*Exercise*. Count how many lines contain the word "vários". Respond with the number alone.

*Records supplied*.
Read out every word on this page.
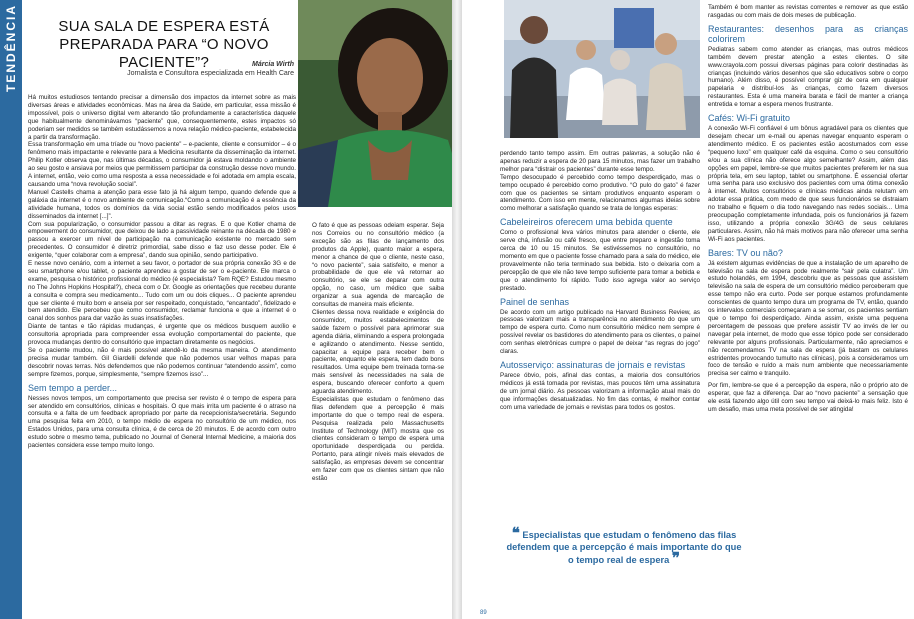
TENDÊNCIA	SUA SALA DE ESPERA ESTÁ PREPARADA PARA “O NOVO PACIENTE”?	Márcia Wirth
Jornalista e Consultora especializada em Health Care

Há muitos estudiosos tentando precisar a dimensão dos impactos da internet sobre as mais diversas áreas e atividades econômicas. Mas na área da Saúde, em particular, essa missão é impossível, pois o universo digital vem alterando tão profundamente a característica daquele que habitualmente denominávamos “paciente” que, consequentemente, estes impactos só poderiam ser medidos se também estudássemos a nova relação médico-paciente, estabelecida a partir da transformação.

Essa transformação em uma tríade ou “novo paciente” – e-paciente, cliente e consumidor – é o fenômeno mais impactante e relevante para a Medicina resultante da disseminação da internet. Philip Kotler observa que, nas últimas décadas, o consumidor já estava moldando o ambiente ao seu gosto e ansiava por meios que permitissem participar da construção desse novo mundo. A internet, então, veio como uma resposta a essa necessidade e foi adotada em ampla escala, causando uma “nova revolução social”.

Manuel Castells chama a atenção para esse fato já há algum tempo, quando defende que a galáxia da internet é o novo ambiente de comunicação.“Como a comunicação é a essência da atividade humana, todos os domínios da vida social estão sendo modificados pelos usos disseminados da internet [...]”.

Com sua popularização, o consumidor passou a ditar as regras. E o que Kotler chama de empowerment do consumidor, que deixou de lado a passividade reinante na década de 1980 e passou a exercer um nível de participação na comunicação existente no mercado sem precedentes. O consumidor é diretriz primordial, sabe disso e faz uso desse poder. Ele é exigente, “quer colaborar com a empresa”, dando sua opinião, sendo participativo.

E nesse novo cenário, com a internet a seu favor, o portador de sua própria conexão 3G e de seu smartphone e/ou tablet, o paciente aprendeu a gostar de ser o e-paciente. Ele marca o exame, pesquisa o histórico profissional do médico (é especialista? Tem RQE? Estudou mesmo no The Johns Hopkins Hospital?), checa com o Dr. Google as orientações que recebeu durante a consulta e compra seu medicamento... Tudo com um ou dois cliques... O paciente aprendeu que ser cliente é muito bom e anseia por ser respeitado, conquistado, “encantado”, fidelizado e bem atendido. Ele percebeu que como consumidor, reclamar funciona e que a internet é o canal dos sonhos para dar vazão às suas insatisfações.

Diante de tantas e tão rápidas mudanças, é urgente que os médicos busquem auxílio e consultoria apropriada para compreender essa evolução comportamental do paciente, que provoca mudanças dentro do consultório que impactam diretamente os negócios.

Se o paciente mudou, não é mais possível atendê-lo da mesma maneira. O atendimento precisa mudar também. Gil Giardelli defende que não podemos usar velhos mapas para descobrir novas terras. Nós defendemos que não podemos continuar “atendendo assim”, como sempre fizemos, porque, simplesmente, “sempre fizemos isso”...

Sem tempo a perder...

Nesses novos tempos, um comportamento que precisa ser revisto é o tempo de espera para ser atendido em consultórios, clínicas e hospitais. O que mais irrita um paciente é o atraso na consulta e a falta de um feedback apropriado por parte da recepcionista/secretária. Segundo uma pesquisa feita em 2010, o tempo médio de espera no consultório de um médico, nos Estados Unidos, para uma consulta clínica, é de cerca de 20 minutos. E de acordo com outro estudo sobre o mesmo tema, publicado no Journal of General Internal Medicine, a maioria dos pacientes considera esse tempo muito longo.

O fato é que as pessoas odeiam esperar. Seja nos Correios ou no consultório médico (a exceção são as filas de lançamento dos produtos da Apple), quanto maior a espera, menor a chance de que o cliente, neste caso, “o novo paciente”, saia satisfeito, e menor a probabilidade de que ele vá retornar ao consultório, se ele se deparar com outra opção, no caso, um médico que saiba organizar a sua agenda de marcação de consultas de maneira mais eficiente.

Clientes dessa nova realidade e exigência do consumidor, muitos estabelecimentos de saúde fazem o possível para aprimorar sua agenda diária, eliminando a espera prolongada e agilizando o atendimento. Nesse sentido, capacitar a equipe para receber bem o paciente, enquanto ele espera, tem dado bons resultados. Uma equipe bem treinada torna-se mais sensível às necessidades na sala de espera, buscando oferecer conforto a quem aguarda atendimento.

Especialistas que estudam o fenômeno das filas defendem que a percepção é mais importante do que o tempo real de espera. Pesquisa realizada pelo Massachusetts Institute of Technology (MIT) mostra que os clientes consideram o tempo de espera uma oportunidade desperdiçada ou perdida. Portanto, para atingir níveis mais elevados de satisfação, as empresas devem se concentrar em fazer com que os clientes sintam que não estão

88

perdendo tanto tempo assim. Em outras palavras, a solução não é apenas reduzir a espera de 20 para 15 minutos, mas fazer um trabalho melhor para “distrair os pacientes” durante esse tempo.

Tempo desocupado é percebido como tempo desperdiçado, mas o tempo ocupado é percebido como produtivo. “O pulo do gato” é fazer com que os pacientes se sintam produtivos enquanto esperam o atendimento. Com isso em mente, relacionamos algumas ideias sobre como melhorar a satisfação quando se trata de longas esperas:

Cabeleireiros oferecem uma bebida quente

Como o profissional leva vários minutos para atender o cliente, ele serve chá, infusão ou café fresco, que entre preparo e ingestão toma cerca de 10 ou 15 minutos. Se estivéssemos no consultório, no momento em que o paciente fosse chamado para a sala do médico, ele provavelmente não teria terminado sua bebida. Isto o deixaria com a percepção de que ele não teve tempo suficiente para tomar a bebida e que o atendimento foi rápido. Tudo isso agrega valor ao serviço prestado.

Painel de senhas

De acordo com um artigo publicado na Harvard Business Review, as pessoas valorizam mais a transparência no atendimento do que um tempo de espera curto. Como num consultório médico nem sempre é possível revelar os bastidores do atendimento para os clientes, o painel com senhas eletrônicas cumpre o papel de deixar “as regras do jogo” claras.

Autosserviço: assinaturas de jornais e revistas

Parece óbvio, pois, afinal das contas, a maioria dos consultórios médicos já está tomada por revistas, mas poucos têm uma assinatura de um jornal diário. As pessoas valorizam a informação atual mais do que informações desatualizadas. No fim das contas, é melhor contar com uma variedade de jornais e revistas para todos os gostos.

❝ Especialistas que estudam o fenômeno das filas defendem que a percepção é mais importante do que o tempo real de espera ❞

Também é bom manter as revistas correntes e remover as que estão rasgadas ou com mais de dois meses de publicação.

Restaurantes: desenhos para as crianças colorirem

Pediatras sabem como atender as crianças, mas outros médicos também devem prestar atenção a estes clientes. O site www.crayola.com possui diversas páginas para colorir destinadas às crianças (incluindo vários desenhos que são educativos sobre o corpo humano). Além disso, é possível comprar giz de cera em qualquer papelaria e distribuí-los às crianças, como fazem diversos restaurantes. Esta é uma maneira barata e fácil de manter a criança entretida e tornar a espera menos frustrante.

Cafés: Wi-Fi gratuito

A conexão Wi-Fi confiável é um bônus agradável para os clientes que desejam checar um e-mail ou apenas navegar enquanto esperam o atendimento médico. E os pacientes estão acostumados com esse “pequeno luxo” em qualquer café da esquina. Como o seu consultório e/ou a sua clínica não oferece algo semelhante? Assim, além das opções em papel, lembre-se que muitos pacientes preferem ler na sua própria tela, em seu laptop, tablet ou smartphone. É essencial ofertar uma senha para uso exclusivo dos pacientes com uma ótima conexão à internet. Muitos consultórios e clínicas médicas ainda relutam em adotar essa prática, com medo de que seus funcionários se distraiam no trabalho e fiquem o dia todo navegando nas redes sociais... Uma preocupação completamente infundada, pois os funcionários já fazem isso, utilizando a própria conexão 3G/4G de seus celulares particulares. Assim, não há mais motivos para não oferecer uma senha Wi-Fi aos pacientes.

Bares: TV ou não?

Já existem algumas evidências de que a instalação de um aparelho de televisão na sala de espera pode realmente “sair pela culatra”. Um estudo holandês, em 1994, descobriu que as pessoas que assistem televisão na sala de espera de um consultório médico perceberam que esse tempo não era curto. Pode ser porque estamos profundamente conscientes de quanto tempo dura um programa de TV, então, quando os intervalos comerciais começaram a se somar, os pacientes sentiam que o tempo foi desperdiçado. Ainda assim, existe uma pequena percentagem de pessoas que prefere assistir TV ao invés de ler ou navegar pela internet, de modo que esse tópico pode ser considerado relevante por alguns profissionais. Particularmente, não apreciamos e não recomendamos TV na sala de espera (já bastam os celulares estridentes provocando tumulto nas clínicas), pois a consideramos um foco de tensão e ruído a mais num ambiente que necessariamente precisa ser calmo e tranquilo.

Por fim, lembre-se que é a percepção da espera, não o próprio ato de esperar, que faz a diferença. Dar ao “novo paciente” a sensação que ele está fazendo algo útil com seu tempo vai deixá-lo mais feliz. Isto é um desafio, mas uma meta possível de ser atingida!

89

*Complete answer*. 2